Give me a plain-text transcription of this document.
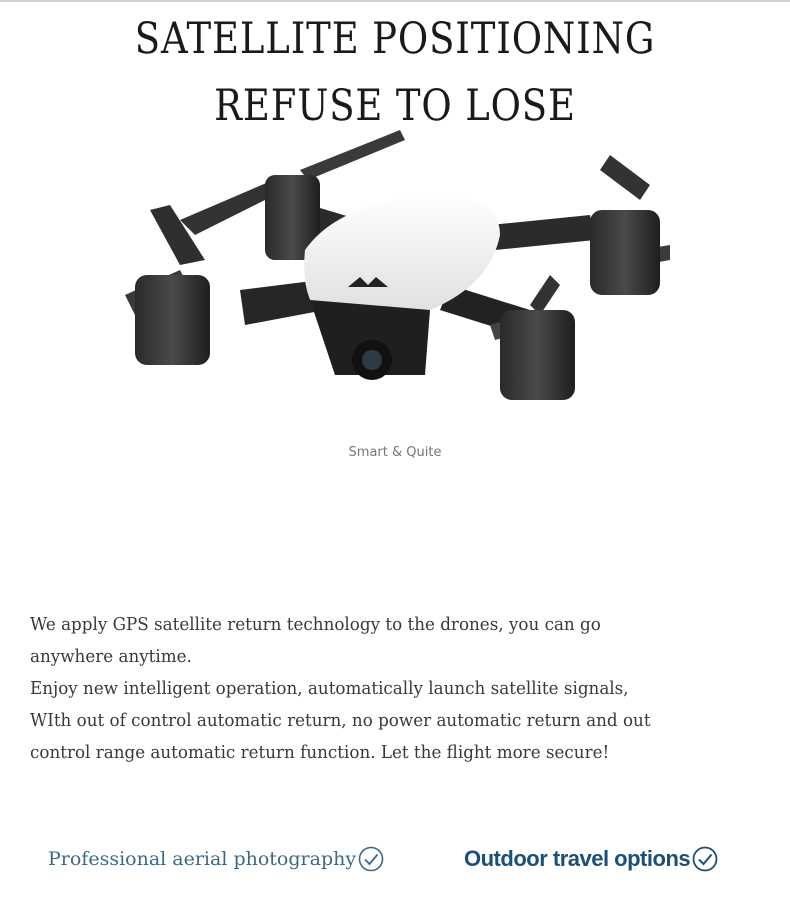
SATELLITE POSITIONING
REFUSE TO LOSE
Smart & Quite

We apply GPS satellite return technology to the drones, you can go

anywhere anytime.

Enjoy new intelligent operation, automatically launch satellite signals,

WIth out of control automatic return, no power automatic return and out

control range automatic return function. Let the flight more secure!

Professional aerial photography	Outdoor travel options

━━━━━━

What to work on
All the records need to be repeated exactly, with the images dropped.

Solution for this task
Give me a plain-text transcription of this document.
SATELLITE POSITIONING
REFUSE TO LOSE
Smart & Quite

We apply GPS satellite return technology to the drones, you can go

anywhere anytime.

Enjoy new intelligent operation, automatically launch satellite signals,

WIth out of control automatic return, no power automatic return and out

control range automatic return function. Let the flight more secure!

Professional aerial photography	Outdoor travel options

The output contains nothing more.